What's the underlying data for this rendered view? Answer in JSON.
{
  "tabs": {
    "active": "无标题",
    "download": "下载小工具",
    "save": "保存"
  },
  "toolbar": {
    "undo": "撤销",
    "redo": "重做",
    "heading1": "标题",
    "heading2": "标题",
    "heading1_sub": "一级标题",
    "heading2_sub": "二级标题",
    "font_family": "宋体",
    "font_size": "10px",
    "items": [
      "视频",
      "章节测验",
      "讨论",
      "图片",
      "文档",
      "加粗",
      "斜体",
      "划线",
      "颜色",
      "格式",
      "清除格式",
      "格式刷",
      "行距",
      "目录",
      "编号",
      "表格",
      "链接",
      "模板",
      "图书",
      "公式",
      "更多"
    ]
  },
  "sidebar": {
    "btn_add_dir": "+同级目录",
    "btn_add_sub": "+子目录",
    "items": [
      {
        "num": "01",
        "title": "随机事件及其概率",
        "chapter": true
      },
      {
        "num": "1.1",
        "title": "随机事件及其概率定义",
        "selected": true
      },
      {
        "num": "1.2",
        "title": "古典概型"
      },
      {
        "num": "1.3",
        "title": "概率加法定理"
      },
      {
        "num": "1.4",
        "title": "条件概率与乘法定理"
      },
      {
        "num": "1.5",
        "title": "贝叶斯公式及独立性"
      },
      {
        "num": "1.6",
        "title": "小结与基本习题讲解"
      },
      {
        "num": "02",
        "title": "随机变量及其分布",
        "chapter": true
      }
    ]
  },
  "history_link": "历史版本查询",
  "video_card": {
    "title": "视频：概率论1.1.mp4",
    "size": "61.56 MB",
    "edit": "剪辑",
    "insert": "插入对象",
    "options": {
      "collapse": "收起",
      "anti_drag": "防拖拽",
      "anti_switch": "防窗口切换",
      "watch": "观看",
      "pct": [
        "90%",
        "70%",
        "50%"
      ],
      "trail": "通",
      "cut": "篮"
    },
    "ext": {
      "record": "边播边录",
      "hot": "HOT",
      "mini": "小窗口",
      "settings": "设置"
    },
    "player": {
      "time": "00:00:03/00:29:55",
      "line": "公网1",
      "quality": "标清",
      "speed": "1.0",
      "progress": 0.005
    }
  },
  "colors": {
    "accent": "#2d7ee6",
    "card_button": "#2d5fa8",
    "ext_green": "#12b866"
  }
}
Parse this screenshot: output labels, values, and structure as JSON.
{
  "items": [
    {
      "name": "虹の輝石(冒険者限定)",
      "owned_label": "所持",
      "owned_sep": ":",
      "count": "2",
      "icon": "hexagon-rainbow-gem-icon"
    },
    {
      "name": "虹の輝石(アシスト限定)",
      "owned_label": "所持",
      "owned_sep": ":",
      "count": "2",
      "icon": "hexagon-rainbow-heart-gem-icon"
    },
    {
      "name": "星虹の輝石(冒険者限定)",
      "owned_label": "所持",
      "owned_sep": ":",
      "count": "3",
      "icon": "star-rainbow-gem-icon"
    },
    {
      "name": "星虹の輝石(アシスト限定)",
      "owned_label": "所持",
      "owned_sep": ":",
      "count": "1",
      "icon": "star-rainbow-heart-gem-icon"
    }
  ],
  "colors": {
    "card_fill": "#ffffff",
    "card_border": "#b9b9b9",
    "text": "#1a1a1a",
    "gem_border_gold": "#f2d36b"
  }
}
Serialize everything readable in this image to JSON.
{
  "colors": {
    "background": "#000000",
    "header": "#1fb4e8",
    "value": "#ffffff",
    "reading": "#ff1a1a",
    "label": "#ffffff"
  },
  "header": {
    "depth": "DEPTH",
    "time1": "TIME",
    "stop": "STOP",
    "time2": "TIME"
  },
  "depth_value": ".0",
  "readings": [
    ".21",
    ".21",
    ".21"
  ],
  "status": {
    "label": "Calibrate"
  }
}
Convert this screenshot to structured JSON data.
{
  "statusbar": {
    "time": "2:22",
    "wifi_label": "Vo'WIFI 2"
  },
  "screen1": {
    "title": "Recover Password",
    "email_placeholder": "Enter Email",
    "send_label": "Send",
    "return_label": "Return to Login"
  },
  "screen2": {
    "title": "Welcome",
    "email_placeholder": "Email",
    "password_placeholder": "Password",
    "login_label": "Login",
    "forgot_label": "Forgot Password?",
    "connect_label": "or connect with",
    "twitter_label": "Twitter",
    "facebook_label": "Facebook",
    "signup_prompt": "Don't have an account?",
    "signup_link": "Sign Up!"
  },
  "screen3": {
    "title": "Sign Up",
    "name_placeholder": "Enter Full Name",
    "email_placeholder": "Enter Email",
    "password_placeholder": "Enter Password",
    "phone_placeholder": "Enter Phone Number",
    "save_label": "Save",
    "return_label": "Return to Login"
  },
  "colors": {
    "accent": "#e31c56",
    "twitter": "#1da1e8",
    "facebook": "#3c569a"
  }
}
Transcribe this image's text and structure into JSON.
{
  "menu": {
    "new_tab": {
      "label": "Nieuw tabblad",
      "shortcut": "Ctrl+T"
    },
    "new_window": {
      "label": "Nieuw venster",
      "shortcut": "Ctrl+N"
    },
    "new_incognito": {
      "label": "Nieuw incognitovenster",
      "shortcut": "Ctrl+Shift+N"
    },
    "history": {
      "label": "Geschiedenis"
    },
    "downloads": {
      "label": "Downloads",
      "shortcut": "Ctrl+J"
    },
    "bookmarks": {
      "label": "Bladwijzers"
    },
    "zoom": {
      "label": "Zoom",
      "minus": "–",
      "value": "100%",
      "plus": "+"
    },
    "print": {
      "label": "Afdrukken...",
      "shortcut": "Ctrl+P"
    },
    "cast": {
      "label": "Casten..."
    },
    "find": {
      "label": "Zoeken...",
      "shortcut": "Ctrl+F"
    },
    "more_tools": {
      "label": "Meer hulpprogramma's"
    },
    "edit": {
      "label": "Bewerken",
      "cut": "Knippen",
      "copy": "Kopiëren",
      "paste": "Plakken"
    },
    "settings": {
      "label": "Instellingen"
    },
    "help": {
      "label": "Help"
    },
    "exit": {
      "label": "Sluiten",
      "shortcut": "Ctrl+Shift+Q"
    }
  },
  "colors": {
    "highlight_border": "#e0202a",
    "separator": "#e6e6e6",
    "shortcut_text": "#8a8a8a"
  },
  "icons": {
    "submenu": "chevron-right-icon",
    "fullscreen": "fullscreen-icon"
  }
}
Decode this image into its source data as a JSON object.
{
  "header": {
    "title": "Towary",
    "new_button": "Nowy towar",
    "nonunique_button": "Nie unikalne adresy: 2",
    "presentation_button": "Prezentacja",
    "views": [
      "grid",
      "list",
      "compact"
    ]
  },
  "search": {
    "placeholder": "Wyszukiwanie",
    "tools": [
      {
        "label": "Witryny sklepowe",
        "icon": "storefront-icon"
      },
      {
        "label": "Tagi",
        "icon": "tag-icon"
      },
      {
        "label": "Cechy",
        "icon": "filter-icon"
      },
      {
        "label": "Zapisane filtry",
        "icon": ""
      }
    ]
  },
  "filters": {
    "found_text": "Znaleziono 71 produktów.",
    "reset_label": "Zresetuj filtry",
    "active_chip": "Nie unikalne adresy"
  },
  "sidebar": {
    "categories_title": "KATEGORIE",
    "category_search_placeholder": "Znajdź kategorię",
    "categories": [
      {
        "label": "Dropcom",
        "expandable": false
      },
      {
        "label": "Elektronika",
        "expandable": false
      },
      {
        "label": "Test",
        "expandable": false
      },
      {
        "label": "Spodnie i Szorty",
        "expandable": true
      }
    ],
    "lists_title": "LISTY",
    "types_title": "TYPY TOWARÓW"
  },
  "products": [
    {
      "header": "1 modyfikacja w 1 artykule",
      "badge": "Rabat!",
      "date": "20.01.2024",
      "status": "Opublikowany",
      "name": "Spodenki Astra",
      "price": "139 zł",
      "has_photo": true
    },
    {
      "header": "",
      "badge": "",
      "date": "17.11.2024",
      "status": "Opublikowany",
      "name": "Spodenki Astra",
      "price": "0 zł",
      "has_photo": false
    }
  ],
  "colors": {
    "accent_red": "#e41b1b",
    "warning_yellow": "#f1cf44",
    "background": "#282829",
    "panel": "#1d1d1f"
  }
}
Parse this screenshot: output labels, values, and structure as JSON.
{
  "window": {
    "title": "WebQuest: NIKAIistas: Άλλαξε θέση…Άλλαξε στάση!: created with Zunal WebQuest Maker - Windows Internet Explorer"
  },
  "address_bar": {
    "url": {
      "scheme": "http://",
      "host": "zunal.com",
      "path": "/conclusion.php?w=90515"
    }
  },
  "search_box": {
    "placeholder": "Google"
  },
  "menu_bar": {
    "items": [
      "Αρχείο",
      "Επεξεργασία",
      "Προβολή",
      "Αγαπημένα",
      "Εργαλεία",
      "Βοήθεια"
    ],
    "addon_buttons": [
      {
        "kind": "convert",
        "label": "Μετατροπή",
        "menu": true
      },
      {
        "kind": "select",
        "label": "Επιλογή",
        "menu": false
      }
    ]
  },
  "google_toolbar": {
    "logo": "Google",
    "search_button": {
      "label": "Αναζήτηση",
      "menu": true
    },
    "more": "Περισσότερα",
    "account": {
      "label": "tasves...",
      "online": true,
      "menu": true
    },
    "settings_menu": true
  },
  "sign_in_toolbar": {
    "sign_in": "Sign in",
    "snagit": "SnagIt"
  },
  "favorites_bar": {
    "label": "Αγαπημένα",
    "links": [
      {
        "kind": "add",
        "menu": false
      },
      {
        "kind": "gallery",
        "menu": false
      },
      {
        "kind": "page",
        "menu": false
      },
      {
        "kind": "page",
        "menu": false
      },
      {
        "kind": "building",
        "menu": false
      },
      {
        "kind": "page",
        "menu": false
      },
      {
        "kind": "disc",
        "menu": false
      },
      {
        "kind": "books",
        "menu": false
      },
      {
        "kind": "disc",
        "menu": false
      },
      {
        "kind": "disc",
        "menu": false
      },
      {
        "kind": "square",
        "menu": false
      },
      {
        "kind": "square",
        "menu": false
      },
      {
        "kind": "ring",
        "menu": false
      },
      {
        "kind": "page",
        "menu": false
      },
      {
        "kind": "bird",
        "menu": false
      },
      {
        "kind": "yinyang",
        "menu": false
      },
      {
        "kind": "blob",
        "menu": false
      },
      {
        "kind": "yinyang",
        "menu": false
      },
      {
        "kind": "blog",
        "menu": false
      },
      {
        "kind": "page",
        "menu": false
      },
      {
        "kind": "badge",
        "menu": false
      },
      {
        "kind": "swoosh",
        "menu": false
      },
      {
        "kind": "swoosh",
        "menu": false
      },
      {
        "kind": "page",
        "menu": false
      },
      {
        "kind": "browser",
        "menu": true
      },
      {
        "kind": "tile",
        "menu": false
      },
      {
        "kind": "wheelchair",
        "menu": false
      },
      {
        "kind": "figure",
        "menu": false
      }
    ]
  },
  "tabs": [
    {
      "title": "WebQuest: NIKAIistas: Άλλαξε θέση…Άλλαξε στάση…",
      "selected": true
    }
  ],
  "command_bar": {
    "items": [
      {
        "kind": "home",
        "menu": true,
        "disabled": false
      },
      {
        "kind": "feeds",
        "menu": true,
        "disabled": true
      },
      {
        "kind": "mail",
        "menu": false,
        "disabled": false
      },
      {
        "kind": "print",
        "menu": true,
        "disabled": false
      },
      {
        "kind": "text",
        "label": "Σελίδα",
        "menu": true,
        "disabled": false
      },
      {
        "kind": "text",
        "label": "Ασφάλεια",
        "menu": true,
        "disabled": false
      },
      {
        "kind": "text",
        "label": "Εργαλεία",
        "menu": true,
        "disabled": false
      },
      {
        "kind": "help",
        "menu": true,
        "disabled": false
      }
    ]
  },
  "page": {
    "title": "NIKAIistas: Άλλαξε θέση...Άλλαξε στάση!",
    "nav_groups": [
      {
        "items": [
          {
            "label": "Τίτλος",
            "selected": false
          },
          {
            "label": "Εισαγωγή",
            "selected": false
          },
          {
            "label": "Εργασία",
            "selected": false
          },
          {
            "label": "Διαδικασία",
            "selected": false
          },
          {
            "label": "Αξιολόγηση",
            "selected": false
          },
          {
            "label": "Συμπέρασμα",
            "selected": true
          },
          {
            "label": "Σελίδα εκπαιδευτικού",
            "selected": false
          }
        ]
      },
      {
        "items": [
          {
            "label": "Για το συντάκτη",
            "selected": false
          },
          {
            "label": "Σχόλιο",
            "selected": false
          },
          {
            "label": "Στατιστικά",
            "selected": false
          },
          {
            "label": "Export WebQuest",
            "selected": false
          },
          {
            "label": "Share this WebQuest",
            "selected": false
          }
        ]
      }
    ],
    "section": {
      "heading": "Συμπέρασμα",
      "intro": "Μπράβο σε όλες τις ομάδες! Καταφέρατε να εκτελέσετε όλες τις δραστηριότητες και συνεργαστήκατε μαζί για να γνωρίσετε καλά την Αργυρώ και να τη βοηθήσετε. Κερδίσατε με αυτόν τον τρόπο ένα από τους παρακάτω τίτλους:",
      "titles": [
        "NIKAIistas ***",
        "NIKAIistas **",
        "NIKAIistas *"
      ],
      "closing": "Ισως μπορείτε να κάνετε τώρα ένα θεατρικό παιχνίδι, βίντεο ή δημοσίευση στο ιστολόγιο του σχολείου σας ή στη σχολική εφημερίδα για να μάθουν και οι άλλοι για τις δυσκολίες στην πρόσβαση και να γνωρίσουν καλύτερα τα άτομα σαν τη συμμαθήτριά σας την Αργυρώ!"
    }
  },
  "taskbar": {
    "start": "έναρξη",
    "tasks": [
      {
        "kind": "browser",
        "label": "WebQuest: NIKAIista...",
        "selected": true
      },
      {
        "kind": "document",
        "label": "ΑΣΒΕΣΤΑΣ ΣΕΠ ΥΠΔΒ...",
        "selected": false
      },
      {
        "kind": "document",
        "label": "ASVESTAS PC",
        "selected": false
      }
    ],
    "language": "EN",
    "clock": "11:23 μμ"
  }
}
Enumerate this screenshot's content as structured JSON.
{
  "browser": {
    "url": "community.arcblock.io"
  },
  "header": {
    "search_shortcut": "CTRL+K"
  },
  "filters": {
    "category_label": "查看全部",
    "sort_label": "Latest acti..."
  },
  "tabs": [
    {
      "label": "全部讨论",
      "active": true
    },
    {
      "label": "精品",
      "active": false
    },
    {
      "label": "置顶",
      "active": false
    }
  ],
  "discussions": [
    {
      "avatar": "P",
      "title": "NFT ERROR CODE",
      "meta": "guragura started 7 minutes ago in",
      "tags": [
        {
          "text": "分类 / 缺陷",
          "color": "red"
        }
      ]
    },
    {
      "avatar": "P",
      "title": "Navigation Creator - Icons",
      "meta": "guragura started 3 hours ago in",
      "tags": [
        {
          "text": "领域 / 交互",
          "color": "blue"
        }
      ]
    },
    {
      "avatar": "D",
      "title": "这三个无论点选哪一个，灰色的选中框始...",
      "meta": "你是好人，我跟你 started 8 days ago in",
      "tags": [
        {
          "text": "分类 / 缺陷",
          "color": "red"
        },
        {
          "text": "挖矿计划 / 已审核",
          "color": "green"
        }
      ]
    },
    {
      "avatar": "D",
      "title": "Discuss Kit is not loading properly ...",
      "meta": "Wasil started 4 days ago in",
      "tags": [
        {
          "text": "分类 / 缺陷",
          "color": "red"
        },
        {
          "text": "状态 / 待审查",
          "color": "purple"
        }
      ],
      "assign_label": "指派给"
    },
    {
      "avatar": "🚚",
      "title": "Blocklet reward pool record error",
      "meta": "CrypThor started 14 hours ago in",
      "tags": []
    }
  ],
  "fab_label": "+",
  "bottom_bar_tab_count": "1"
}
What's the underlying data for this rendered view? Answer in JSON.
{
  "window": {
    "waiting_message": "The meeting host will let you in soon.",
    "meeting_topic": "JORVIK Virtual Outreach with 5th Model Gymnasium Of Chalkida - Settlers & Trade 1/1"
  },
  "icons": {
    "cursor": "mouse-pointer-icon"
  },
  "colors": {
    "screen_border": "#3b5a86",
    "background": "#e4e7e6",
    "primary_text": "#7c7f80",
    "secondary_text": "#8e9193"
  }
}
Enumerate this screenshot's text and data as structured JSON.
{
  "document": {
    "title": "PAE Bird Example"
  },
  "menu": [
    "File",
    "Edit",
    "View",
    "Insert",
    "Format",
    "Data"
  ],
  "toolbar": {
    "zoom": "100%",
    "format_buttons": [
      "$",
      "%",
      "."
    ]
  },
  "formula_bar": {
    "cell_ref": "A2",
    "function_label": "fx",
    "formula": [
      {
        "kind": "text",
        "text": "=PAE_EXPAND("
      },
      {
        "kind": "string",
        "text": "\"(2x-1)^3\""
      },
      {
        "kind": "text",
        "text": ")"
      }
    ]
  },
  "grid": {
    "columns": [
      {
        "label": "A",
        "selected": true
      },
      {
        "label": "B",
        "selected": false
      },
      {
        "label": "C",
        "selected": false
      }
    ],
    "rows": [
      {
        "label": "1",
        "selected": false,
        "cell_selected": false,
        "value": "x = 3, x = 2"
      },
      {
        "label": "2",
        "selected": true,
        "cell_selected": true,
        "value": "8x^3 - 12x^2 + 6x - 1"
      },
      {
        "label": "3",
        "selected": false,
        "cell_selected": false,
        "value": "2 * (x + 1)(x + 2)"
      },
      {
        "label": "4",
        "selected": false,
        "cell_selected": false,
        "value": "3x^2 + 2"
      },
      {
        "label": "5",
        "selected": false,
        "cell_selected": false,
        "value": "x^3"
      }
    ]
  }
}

::::

Exercise: Take every line from the records above that has the word "ffffff" and copy it.

The result:
    "card_fill": "#ffffff",
    "value": "#ffffff",
    "label": "#ffffff"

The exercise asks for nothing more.